- _TASK STATEMENT_:
Every record must appear in your copy exactly as written, with no pictures.

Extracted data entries
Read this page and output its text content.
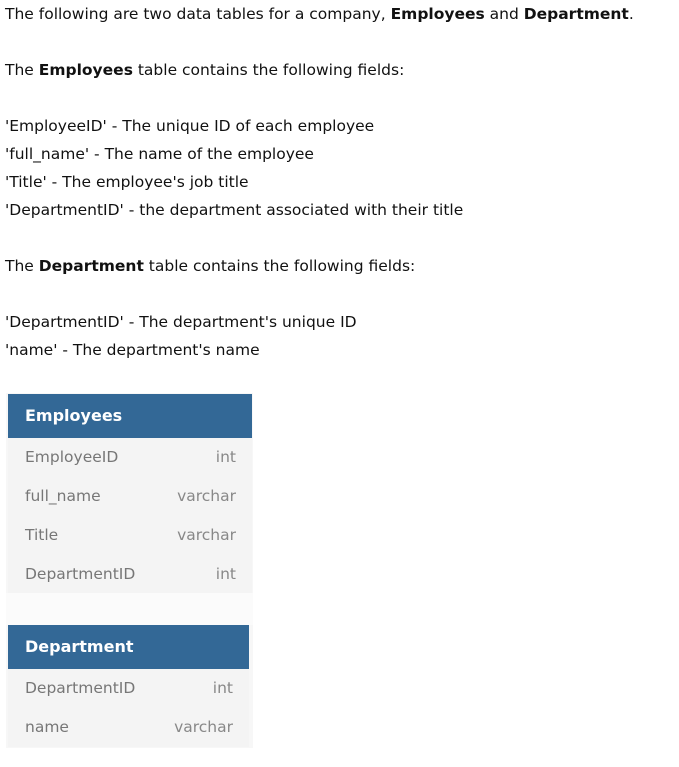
The following are two data tables for a company, Employees and Department.

The Employees table contains the following fields:

'EmployeeID' - The unique ID of each employee

'full_name' - The name of the employee

'Title' - The employee's job title

'DepartmentID' - the department associated with their title

The Department table contains the following fields:

'DepartmentID' - The department's unique ID

'name' - The department's name

Employees
EmployeeID	int
full_name	varchar
Title	varchar
DepartmentID	int
Department
DepartmentID	int
name	varchar
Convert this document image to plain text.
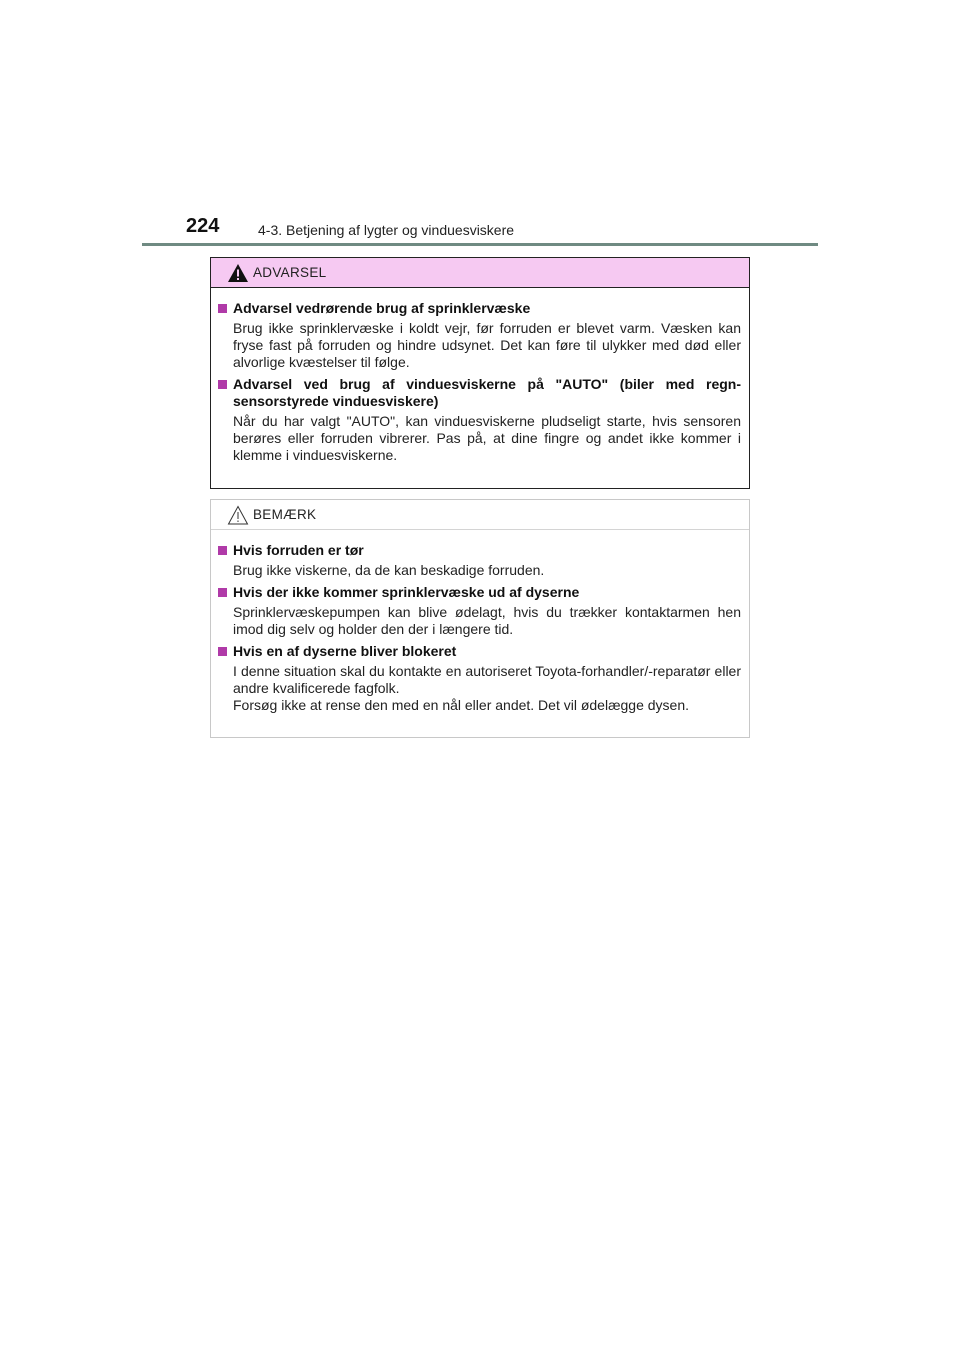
224	4-3. Betjening af lygter og vinduesviskere
ADVARSEL
Advarsel vedrørende brug af sprinklervæske
Brug ikke sprinklervæske i koldt vejr, før forruden er blevet varm. Væsken kan fryse fast på forruden og hindre udsynet. Det kan føre til ulykker med død eller alvorlige kvæstelser til følge.
Advarsel ved brug af vinduesviskerne på "AUTO" (biler med regn-sensorstyrede vinduesviskere)
Når du har valgt "AUTO", kan vinduesviskerne pludseligt starte, hvis sensoren berøres eller forruden vibrerer. Pas på, at dine fingre og andet ikke kommer i klemme i vinduesviskerne.
BEMÆRK
Hvis forruden er tør
Brug ikke viskerne, da de kan beskadige forruden.
Hvis der ikke kommer sprinklervæske ud af dyserne
Sprinklervæskepumpen kan blive ødelagt, hvis du trækker kontaktarmen hen imod dig selv og holder den der i længere tid.
Hvis en af dyserne bliver blokeret

I denne situation skal du kontakte en autoriseret Toyota-forhandler/-reparatør eller andre kvalificerede fagfolk.

Forsøg ikke at rense den med en nål eller andet. Det vil ødelægge dysen.
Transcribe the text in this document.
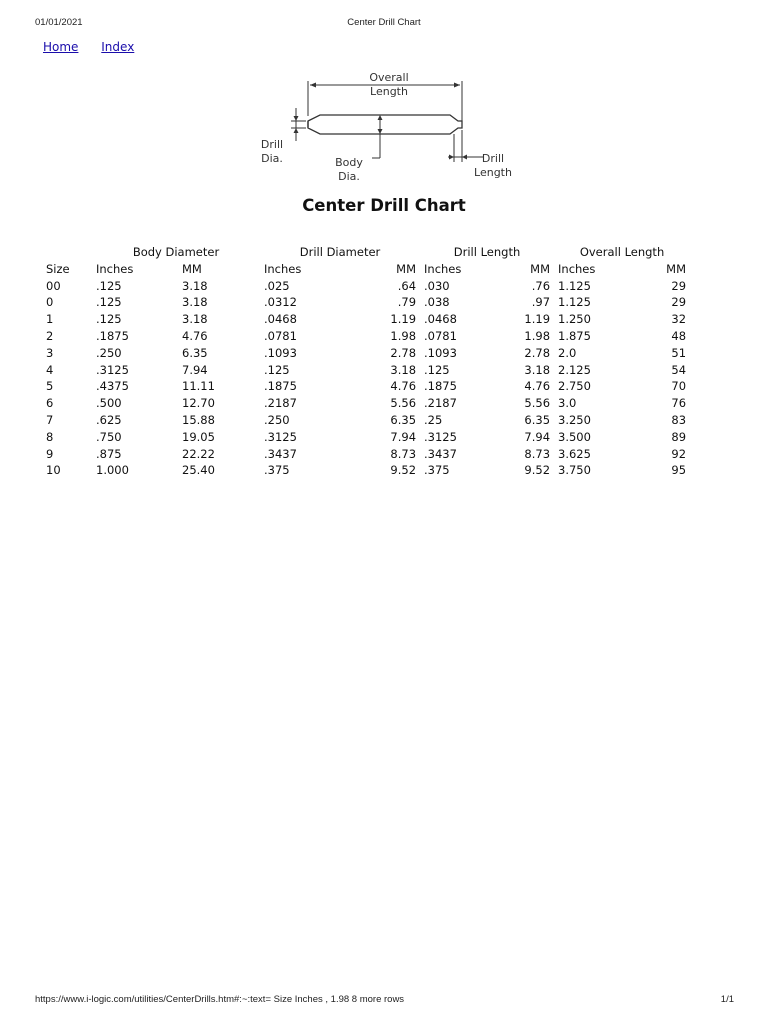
01/01/2021	Center Drill Chart
Home Index
Overall
Length
Drill
Dia.	Body
Dia.
Drill
Length
Center Drill Chart
	Body Diameter		Drill Diameter		Drill Length		Overall Length	
Size	Inches	MM	Inches	MM	Inches	MM	Inches	MM
00	.125	3.18	.025	.64	.030	.76	1.125	29
0	.125	3.18	.0312	.79	.038	.97	1.125	29
1	.125	3.18	.0468	1.19	.0468	1.19	1.250	32
2	.1875	4.76	.0781	1.98	.0781	1.98	1.875	48
3	.250	6.35	.1093	2.78	.1093	2.78	2.0	51
4	.3125	7.94	.125	3.18	.125	3.18	2.125	54
5	.4375	11.11	.1875	4.76	.1875	4.76	2.750	70
6	.500	12.70	.2187	5.56	.2187	5.56	3.0	76
7	.625	15.88	.250	6.35	.25	6.35	3.250	83
8	.750	19.05	.3125	7.94	.3125	7.94	3.500	89
9	.875	22.22	.3437	8.73	.3437	8.73	3.625	92
10	1.000	25.40	.375	9.52	.375	9.52	3.750	95
https://www.i-logic.com/utilities/CenterDrills.htm#:~:text= Size Inches , 1.98 8 more rows	1/1
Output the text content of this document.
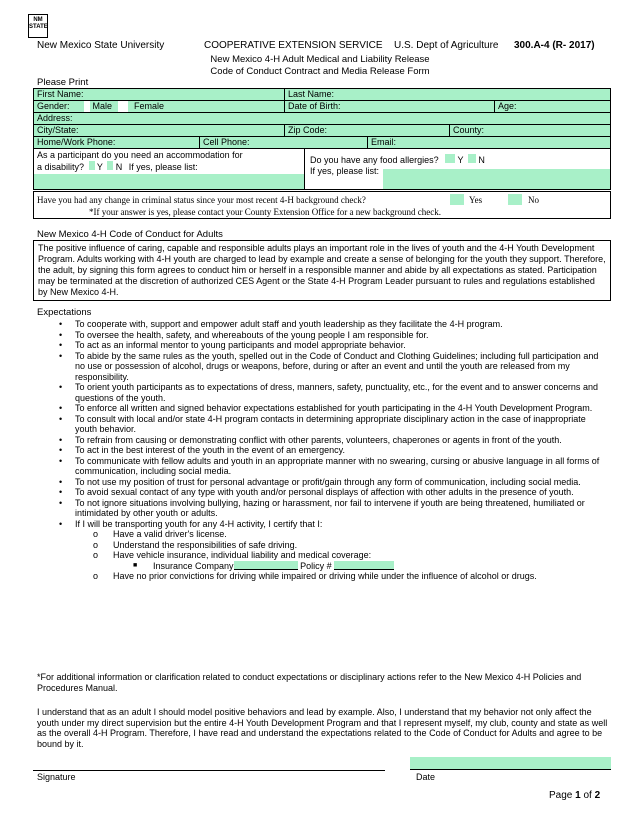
NM
STATE
New Mexico State University	COOPERATIVE EXTENSION SERVICE U.S. Dept of Agriculture 300.A-4 (R- 2017)
New Mexico 4-H Adult Medical and Liability Release
Code of Conduct Contract and Media Release Form
Please Print
First Name:	Last Name:
Gender:	Male Female	Date of Birth:	Age:
Address:
City/State:	Zip Code:	County:
Home/Work Phone:	Cell Phone:	Email:
As a participant do you need an accommodation for
a disability? Y N If yes, please list:
Do you have any food allergies? Y N
If yes, please list:
Have you had any change in criminal status since your most recent 4-H background check?	Yes	No
*If your answer is yes, please contact your County Extension Office for a new background check.
New Mexico 4-H Code of Conduct for Adults
The positive influence of caring, capable and responsible adults plays an important role in the lives of youth and the 4-H Youth Development Program. Adults working with 4-H youth are charged to lead by example and create a sense of belonging for the youth they support. Therefore, the adult, by signing this form agrees to conduct him or herself in a responsible manner and abide by all expectations as stated. Participation may be terminated at the discretion of authorized CES Agent or the State 4-H Program Leader pursuant to rules and regulations established by New Mexico 4-H.
Expectations
• To cooperate with, support and empower adult staff and youth leadership as they facilitate the 4-H program.
• To oversee the health, safety, and whereabouts of the young people I am responsible for.
• To act as an informal mentor to young participants and model appropriate behavior.
• To abide by the same rules as the youth, spelled out in the Code of Conduct and Clothing Guidelines; including full participation and no use or possession of alcohol, drugs or weapons, before, during or after an event and until the youth are released from my responsibility.
• To orient youth participants as to expectations of dress, manners, safety, punctuality, etc., for the event and to answer concerns and questions of the youth.
• To enforce all written and signed behavior expectations established for youth participating in the 4-H Youth Development Program.
• To consult with local and/or state 4-H program contacts in determining appropriate disciplinary action in the case of inappropriate youth behavior.
• To refrain from causing or demonstrating conflict with other parents, volunteers, chaperones or agents in front of the youth.
• To act in the best interest of the youth in the event of an emergency.
• To communicate with fellow adults and youth in an appropriate manner with no swearing, cursing or abusive language in all forms of communication, including social media.
• To not use my position of trust for personal advantage or profit/gain through any form of communication, including social media.
• To avoid sexual contact of any type with youth and/or personal displays of affection with other adults in the presence of youth.
• To not ignore situations involving bullying, hazing or harassment, nor fail to intervene if youth are being threatened, humiliated or intimidated by other youth or adults.
• If I will be transporting youth for any 4-H activity, I certify that I:
o Have a valid driver's license.
o Understand the responsibilities of safe driving.
o Have vehicle insurance, individual liability and medical coverage:
■ Insurance Company	Policy #
o Have no prior convictions for driving while impaired or driving while under the influence of alcohol or drugs.
*For additional information or clarification related to conduct expectations or disciplinary actions refer to the New Mexico 4-H Policies and Procedures Manual.
I understand that as an adult I should model positive behaviors and lead by example. Also, I understand that my behavior not only affect the youth under my direct supervision but the entire 4-H Youth Development Program and that I represent myself, my club, county and state as well as the overall 4-H Program. Therefore, I have read and understand the expectations related to the Code of Conduct for Adults and agree to be bound by it.
Signature	Date
Page 1 of 2
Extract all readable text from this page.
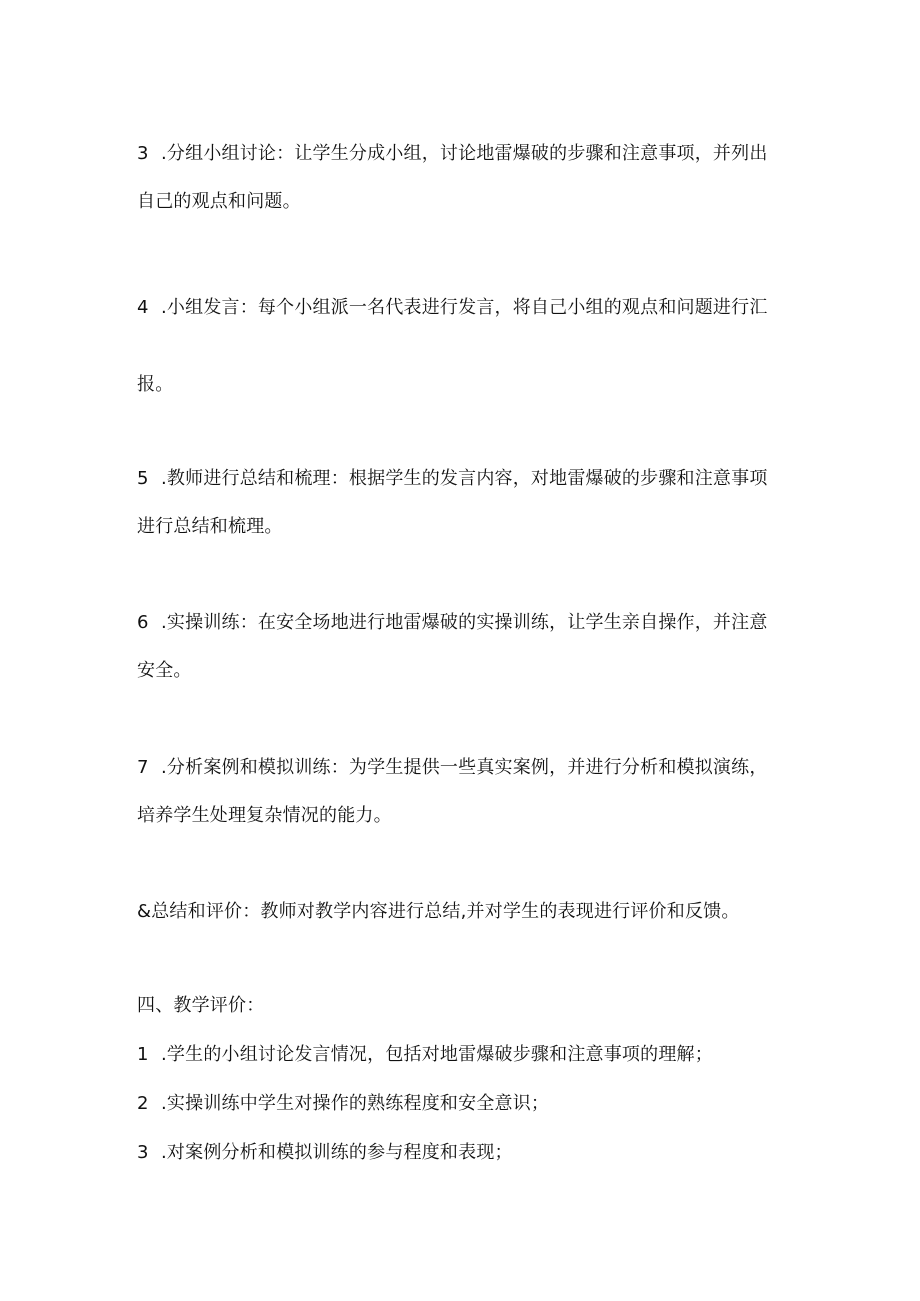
3 .分组小组讨论：让学生分成小组，讨论地雷爆破的步骤和注意事项，并列出
自己的观点和问题。
4 .小组发言：每个小组派一名代表进行发言，将自己小组的观点和问题进行汇
报。
5 .教师进行总结和梳理：根据学生的发言内容，对地雷爆破的步骤和注意事项
进行总结和梳理。
6 .实操训练：在安全场地进行地雷爆破的实操训练，让学生亲自操作，并注意
安全。
7 .分析案例和模拟训练：为学生提供一些真实案例，并进行分析和模拟演练，
培养学生处理复杂情况的能力。
&总结和评价：教师对教学内容进行总结,并对学生的表现进行评价和反馈。
四、教学评价：
1 .学生的小组讨论发言情况，包括对地雷爆破步骤和注意事项的理解；
2 .实操训练中学生对操作的熟练程度和安全意识；
3 .对案例分析和模拟训练的参与程度和表现；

- _SOLUTION TO THE EXERCISE_:
Read this page and output its text content.
The following are two data tables for a company, Employees and Department.

The Employees table contains the following fields:

'EmployeeID' - The unique ID of each employee

'full_name' - The name of the employee

'Title' - The employee's job title

'DepartmentID' - the department associated with their title

The Department table contains the following fields:

'DepartmentID' - The department's unique ID

'name' - The department's name

Employees
EmployeeID	int
full_name	varchar
Title	varchar
DepartmentID	int
Department
DepartmentID	int
name	varchar
Convert this document image to plain text.
224	4-3. Betjening af lygter og vinduesviskere
ADVARSEL
Advarsel vedrørende brug af sprinklervæske
Brug ikke sprinklervæske i koldt vejr, før forruden er blevet varm. Væsken kan fryse fast på forruden og hindre udsynet. Det kan føre til ulykker med død eller alvorlige kvæstelser til følge.
Advarsel ved brug af vinduesviskerne på "AUTO" (biler med regn-sensorstyrede vinduesviskere)
Når du har valgt "AUTO", kan vinduesviskerne pludseligt starte, hvis sensoren berøres eller forruden vibrerer. Pas på, at dine fingre og andet ikke kommer i klemme i vinduesviskerne.
BEMÆRK
Hvis forruden er tør
Brug ikke viskerne, da de kan beskadige forruden.
Hvis der ikke kommer sprinklervæske ud af dyserne
Sprinklervæskepumpen kan blive ødelagt, hvis du trækker kontaktarmen hen imod dig selv og holder den der i længere tid.
Hvis en af dyserne bliver blokeret

I denne situation skal du kontakte en autoriseret Toyota-forhandler/-reparatør eller andre kvalificerede fagfolk.

Forsøg ikke at rense den med en nål eller andet. Det vil ødelægge dysen.
Transcribe the text in this document.
01/01/2021	Center Drill Chart
Home Index
Overall
Length
Drill
Dia.	Body
Dia.
Drill
Length
Center Drill Chart
	Body Diameter		Drill Diameter		Drill Length		Overall Length	
Size	Inches	MM	Inches	MM	Inches	MM	Inches	MM
00	.125	3.18	.025	.64	.030	.76	1.125	29
0	.125	3.18	.0312	.79	.038	.97	1.125	29
1	.125	3.18	.0468	1.19	.0468	1.19	1.250	32
2	.1875	4.76	.0781	1.98	.0781	1.98	1.875	48
3	.250	6.35	.1093	2.78	.1093	2.78	2.0	51
4	.3125	7.94	.125	3.18	.125	3.18	2.125	54
5	.4375	11.11	.1875	4.76	.1875	4.76	2.750	70
6	.500	12.70	.2187	5.56	.2187	5.56	3.0	76
7	.625	15.88	.250	6.35	.25	6.35	3.250	83
8	.750	19.05	.3125	7.94	.3125	7.94	3.500	89
9	.875	22.22	.3437	8.73	.3437	8.73	3.625	92
10	1.000	25.40	.375	9.52	.375	9.52	3.750	95
https://www.i-logic.com/utilities/CenterDrills.htm#:~:text= Size Inches , 1.98 8 more rows	1/1
Output the text content of this document.
NM
STATE
New Mexico State University	COOPERATIVE EXTENSION SERVICE U.S. Dept of Agriculture 300.A-4 (R- 2017)
New Mexico 4-H Adult Medical and Liability Release
Code of Conduct Contract and Media Release Form
Please Print
First Name:	Last Name:
Gender:	Male Female	Date of Birth:	Age:
Address:
City/State:	Zip Code:	County:
Home/Work Phone:	Cell Phone:	Email:
As a participant do you need an accommodation for
a disability? Y N If yes, please list:
Do you have any food allergies? Y N
If yes, please list:
Have you had any change in criminal status since your most recent 4-H background check?	Yes	No
*If your answer is yes, please contact your County Extension Office for a new background check.
New Mexico 4-H Code of Conduct for Adults
The positive influence of caring, capable and responsible adults plays an important role in the lives of youth and the 4-H Youth Development Program. Adults working with 4-H youth are charged to lead by example and create a sense of belonging for the youth they support. Therefore, the adult, by signing this form agrees to conduct him or herself in a responsible manner and abide by all expectations as stated. Participation may be terminated at the discretion of authorized CES Agent or the State 4-H Program Leader pursuant to rules and regulations established by New Mexico 4-H.
Expectations
• To cooperate with, support and empower adult staff and youth leadership as they facilitate the 4-H program.
• To oversee the health, safety, and whereabouts of the young people I am responsible for.
• To act as an informal mentor to young participants and model appropriate behavior.
• To abide by the same rules as the youth, spelled out in the Code of Conduct and Clothing Guidelines; including full participation and no use or possession of alcohol, drugs or weapons, before, during or after an event and until the youth are released from my responsibility.
• To orient youth participants as to expectations of dress, manners, safety, punctuality, etc., for the event and to answer concerns and questions of the youth.
• To enforce all written and signed behavior expectations established for youth participating in the 4-H Youth Development Program.
• To consult with local and/or state 4-H program contacts in determining appropriate disciplinary action in the case of inappropriate youth behavior.
• To refrain from causing or demonstrating conflict with other parents, volunteers, chaperones or agents in front of the youth.
• To act in the best interest of the youth in the event of an emergency.
• To communicate with fellow adults and youth in an appropriate manner with no swearing, cursing or abusive language in all forms of communication, including social media.
• To not use my position of trust for personal advantage or profit/gain through any form of communication, including social media.
• To avoid sexual contact of any type with youth and/or personal displays of affection with other adults in the presence of youth.
• To not ignore situations involving bullying, hazing or harassment, nor fail to intervene if youth are being threatened, humiliated or intimidated by other youth or adults.
• If I will be transporting youth for any 4-H activity, I certify that I:
o Have a valid driver's license.
o Understand the responsibilities of safe driving.
o Have vehicle insurance, individual liability and medical coverage:
■ Insurance Company	Policy #
o Have no prior convictions for driving while impaired or driving while under the influence of alcohol or drugs.
*For additional information or clarification related to conduct expectations or disciplinary actions refer to the New Mexico 4-H Policies and Procedures Manual.
I understand that as an adult I should model positive behaviors and lead by example. Also, I understand that my behavior not only affect the youth under my direct supervision but the entire 4-H Youth Development Program and that I represent myself, my club, county and state as well as the overall 4-H Program. Therefore, I have read and understand the expectations related to the Code of Conduct for Adults and agree to be bound by it.
Signature	Date
Page 1 of 2
Extract all readable text from this page.
3 .分组小组讨论：让学生分成小组，讨论地雷爆破的步骤和注意事项，并列出
自己的观点和问题。
4 .小组发言：每个小组派一名代表进行发言，将自己小组的观点和问题进行汇
报。
5 .教师进行总结和梳理：根据学生的发言内容，对地雷爆破的步骤和注意事项
进行总结和梳理。
6 .实操训练：在安全场地进行地雷爆破的实操训练，让学生亲自操作，并注意
安全。
7 .分析案例和模拟训练：为学生提供一些真实案例，并进行分析和模拟演练，
培养学生处理复杂情况的能力。
&总结和评价：教师对教学内容进行总结,并对学生的表现进行评价和反馈。
四、教学评价：
1 .学生的小组讨论发言情况，包括对地雷爆破步骤和注意事项的理解；
2 .实操训练中学生对操作的熟练程度和安全意识；
3 .对案例分析和模拟训练的参与程度和表现；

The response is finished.